Extrait proposé:
──────────
Brice retrouvait à Paris un bon nombre de ses anciens camarades. Ils l'instruisirent de l'état d'esprit qui régnait dans l'armée royale. Tandis que les anciens officiers de l'Empire végétaient dans les grades subalternes, les hauts grades appartenaient de droit aux nobles de la monarchie. L'espoir de l'avancement n'animait plus les coeurs. Dans la Garde royale elle-même, les sous- officiers, qui étaient pour la plupart d'anciens grognards de l'Empereur, regrettaient le passé. Les journaux de l'opposition pénétraient dans les casernes, malgré les ordres les plus sévères. On discutait dans les chambres, à voix basse, avec de mystérieuses précautions, la teneur des articles de polémique. Dans les pensions d'officiers, on se gênait beaucoup moins. Les propos subversifs contre le régime étaient la conversation habituelle pendant les repas.
──────────
Matériel fourni:
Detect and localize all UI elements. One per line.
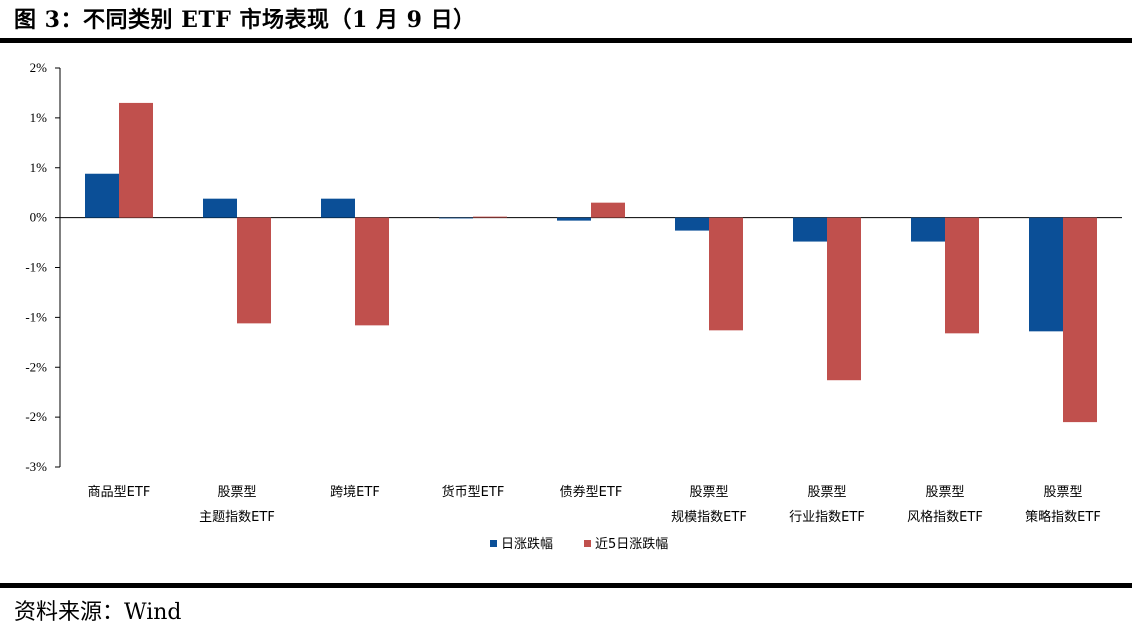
bar [793, 217, 827, 242]
bar [557, 217, 591, 221]
y-tick-label: 1% [30, 110, 48, 125]
bar [321, 198, 355, 218]
x-category-label: 股票型 [217, 485, 256, 500]
x-category-label: 股票型 [1043, 485, 1082, 500]
y-tick-label: 1% [30, 160, 48, 175]
x-category-label: 股票型 [689, 485, 728, 500]
bar [675, 217, 709, 231]
bar [473, 216, 507, 218]
x-category-label: 商品型ETF [88, 485, 151, 500]
bar [827, 217, 861, 381]
bar [1029, 217, 1063, 332]
bar [1063, 217, 1097, 423]
top-rule [0, 38, 1132, 43]
bottom-rule [0, 583, 1132, 588]
x-category-label: 策略指数ETF [1025, 509, 1101, 525]
x-category-label: 主题指数ETF [199, 510, 275, 525]
legend-label: 近5日涨跌幅 [595, 536, 668, 552]
x-category-label: 行业指数ETF [789, 510, 865, 525]
figure-title: 图 3：不同类别 ETF 市场表现（1 月 9 日） [14, 7, 476, 33]
bar [85, 173, 119, 218]
y-tick-label: 0% [30, 210, 48, 225]
bar [945, 217, 979, 334]
x-category-label: 股票型 [807, 485, 846, 500]
y-tick-label: -1% [25, 260, 47, 275]
x-category-label: 跨境ETF [330, 485, 380, 500]
x-category-label: 规模指数ETF [671, 510, 747, 525]
bar [911, 217, 945, 242]
legend-label: 日涨跌幅 [501, 536, 553, 552]
y-tick-label: -2% [25, 409, 47, 424]
bar [203, 198, 237, 218]
x-category-label: 风格指数ETF [907, 509, 983, 525]
bar [237, 217, 271, 324]
bar [709, 217, 743, 331]
source-note: 资料来源：Wind [14, 600, 182, 625]
y-tick-label: -3% [25, 459, 47, 474]
x-category-label: 债券型ETF [560, 484, 623, 500]
y-tick-label: 2% [30, 60, 48, 75]
x-category-label: 股票型 [925, 485, 964, 500]
y-tick-label: -1% [25, 309, 47, 324]
bar [439, 217, 473, 219]
legend-swatch [490, 540, 497, 547]
y-tick-label: -2% [25, 359, 47, 374]
legend-swatch [584, 540, 591, 547]
bar-chart: 2% 1% 1% 0% -1% -1% -2% -2% -3% 商品型ETF 股票型主题指数ETF… [25, 60, 1122, 552]
x-category-label: 货币型ETF [442, 484, 505, 500]
bar [119, 102, 153, 218]
bar [355, 217, 389, 326]
bar [591, 202, 625, 218]
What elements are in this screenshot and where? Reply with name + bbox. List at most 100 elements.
──────────
Défi 1: D'après l'extrait proposé, à qui les hauts grades de l'armée royale appartenaient-ils de droit ?
Défi 2: Reproduisez à l'identique le passage de l'extrait proposé qui commence à « Brice retrouvait à » et se termine à « pendant les repas. ».
Les items ne sont pas nécessaires.

Réponse rédigée 1: Aux nobles de la monarchie.

Réponse rédigée 2:
Brice retrouvait à Paris un bon nombre de ses anciens camarades. Ils l'instruisirent de l'état d'esprit qui régnait dans l'armée royale. Tandis que les anciens officiers de l'Empire végétaient dans les grades subalternes, les hauts grades appartenaient de droit aux nobles de la monarchie. L'espoir de l'avancement n'animait plus les coeurs. Dans la Garde royale elle-même, les sous- officiers, qui étaient pour la plupart d'anciens grognards de l'Empereur, regrettaient le passé. Les journaux de l'opposition pénétraient dans les casernes, malgré les ordres les plus sévères. On discutait dans les chambres, à voix basse, avec de mystérieuses précautions, la teneur des articles de polémique. Dans les pensions d'officiers, on se gênait beaucoup moins. Les propos subversifs contre le régime étaient la conversation habituelle pendant les repas.